=== EXTRACTED MATERIAL ===

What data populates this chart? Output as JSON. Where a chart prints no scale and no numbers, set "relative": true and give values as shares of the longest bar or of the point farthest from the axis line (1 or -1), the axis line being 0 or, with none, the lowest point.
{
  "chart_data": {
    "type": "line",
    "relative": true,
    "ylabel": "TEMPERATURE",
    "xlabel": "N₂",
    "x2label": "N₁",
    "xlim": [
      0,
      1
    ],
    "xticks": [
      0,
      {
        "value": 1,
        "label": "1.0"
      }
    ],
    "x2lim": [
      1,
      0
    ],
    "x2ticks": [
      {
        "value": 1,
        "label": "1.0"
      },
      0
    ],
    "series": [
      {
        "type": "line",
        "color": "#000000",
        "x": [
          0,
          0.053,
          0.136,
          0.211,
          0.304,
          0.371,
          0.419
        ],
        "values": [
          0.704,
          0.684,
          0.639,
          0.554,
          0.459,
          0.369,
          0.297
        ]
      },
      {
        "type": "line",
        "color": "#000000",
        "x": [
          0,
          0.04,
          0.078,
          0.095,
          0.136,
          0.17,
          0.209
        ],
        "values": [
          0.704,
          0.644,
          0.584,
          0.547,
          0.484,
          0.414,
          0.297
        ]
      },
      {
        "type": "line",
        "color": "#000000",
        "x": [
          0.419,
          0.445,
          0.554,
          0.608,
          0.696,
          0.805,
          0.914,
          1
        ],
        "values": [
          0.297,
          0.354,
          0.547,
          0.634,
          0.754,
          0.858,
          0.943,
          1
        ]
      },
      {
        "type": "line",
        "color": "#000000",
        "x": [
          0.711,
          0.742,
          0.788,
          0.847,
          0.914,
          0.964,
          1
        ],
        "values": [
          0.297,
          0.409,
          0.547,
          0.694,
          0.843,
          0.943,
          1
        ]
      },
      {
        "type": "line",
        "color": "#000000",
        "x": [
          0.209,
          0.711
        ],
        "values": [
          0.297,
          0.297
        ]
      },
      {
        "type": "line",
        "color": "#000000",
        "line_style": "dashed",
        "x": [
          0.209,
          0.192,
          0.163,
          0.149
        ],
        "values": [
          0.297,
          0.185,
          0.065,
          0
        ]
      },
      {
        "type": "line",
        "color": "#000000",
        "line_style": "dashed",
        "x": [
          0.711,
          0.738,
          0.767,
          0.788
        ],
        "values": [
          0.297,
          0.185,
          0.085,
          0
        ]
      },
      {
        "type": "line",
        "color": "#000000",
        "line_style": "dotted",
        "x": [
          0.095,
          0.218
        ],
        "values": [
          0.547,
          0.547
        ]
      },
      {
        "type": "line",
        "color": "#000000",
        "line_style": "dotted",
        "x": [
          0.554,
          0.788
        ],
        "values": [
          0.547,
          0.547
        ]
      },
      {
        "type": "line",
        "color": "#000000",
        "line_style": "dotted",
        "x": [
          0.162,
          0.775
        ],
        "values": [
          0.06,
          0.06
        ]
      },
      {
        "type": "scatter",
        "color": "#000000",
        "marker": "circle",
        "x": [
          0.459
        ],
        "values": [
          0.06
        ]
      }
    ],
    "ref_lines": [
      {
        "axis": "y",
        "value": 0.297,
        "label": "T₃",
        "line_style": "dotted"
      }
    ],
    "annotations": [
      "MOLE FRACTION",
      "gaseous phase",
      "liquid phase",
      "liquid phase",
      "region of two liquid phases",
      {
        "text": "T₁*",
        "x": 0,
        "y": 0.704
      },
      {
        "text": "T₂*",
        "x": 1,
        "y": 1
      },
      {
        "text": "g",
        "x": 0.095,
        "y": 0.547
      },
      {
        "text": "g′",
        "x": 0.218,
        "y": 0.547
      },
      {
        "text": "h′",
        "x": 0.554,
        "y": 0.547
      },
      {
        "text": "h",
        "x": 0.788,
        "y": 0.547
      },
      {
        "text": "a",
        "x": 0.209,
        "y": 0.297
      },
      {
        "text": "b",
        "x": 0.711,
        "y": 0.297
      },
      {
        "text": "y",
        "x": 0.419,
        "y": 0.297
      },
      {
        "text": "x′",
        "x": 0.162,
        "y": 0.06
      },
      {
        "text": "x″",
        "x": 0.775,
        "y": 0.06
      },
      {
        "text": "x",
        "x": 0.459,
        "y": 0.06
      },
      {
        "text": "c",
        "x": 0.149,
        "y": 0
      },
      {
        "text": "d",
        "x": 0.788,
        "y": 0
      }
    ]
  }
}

===

All entries shown above should be printed again exactly.

EXERCISE RESULT -
What data populates this chart? Output as JSON. Where a chart prints no scale and no numbers, set "relative": true and give values as shares of the longest bar or of the point farthest from the axis line (1 or -1), the axis line being 0 or, with none, the lowest point.
{
  "chart_data": {
    "type": "line",
    "relative": true,
    "ylabel": "TEMPERATURE",
    "xlabel": "N₂",
    "x2label": "N₁",
    "xlim": [
      0,
      1
    ],
    "xticks": [
      0,
      {
        "value": 1,
        "label": "1.0"
      }
    ],
    "x2lim": [
      1,
      0
    ],
    "x2ticks": [
      {
        "value": 1,
        "label": "1.0"
      },
      0
    ],
    "series": [
      {
        "type": "line",
        "color": "#000000",
        "x": [
          0,
          0.053,
          0.136,
          0.211,
          0.304,
          0.371,
          0.419
        ],
        "values": [
          0.704,
          0.684,
          0.639,
          0.554,
          0.459,
          0.369,
          0.297
        ]
      },
      {
        "type": "line",
        "color": "#000000",
        "x": [
          0,
          0.04,
          0.078,
          0.095,
          0.136,
          0.17,
          0.209
        ],
        "values": [
          0.704,
          0.644,
          0.584,
          0.547,
          0.484,
          0.414,
          0.297
        ]
      },
      {
        "type": "line",
        "color": "#000000",
        "x": [
          0.419,
          0.445,
          0.554,
          0.608,
          0.696,
          0.805,
          0.914,
          1
        ],
        "values": [
          0.297,
          0.354,
          0.547,
          0.634,
          0.754,
          0.858,
          0.943,
          1
        ]
      },
      {
        "type": "line",
        "color": "#000000",
        "x": [
          0.711,
          0.742,
          0.788,
          0.847,
          0.914,
          0.964,
          1
        ],
        "values": [
          0.297,
          0.409,
          0.547,
          0.694,
          0.843,
          0.943,
          1
        ]
      },
      {
        "type": "line",
        "color": "#000000",
        "x": [
          0.209,
          0.711
        ],
        "values": [
          0.297,
          0.297
        ]
      },
      {
        "type": "line",
        "color": "#000000",
        "line_style": "dashed",
        "x": [
          0.209,
          0.192,
          0.163,
          0.149
        ],
        "values": [
          0.297,
          0.185,
          0.065,
          0
        ]
      },
      {
        "type": "line",
        "color": "#000000",
        "line_style": "dashed",
        "x": [
          0.711,
          0.738,
          0.767,
          0.788
        ],
        "values": [
          0.297,
          0.185,
          0.085,
          0
        ]
      },
      {
        "type": "line",
        "color": "#000000",
        "line_style": "dotted",
        "x": [
          0.095,
          0.218
        ],
        "values": [
          0.547,
          0.547
        ]
      },
      {
        "type": "line",
        "color": "#000000",
        "line_style": "dotted",
        "x": [
          0.554,
          0.788
        ],
        "values": [
          0.547,
          0.547
        ]
      },
      {
        "type": "line",
        "color": "#000000",
        "line_style": "dotted",
        "x": [
          0.162,
          0.775
        ],
        "values": [
          0.06,
          0.06
        ]
      },
      {
        "type": "scatter",
        "color": "#000000",
        "marker": "circle",
        "x": [
          0.459
        ],
        "values": [
          0.06
        ]
      }
    ],
    "ref_lines": [
      {
        "axis": "y",
        "value": 0.297,
        "label": "T₃",
        "line_style": "dotted"
      }
    ],
    "annotations": [
      "MOLE FRACTION",
      "gaseous phase",
      "liquid phase",
      "liquid phase",
      "region of two liquid phases",
      {
        "text": "T₁*",
        "x": 0,
        "y": 0.704
      },
      {
        "text": "T₂*",
        "x": 1,
        "y": 1
      },
      {
        "text": "g",
        "x": 0.095,
        "y": 0.547
      },
      {
        "text": "g′",
        "x": 0.218,
        "y": 0.547
      },
      {
        "text": "h′",
        "x": 0.554,
        "y": 0.547
      },
      {
        "text": "h",
        "x": 0.788,
        "y": 0.547
      },
      {
        "text": "a",
        "x": 0.209,
        "y": 0.297
      },
      {
        "text": "b",
        "x": 0.711,
        "y": 0.297
      },
      {
        "text": "y",
        "x": 0.419,
        "y": 0.297
      },
      {
        "text": "x′",
        "x": 0.162,
        "y": 0.06
      },
      {
        "text": "x″",
        "x": 0.775,
        "y": 0.06
      },
      {
        "text": "x",
        "x": 0.459,
        "y": 0.06
      },
      {
        "text": "c",
        "x": 0.149,
        "y": 0
      },
      {
        "text": "d",
        "x": 0.788,
        "y": 0
      }
    ]
  }
}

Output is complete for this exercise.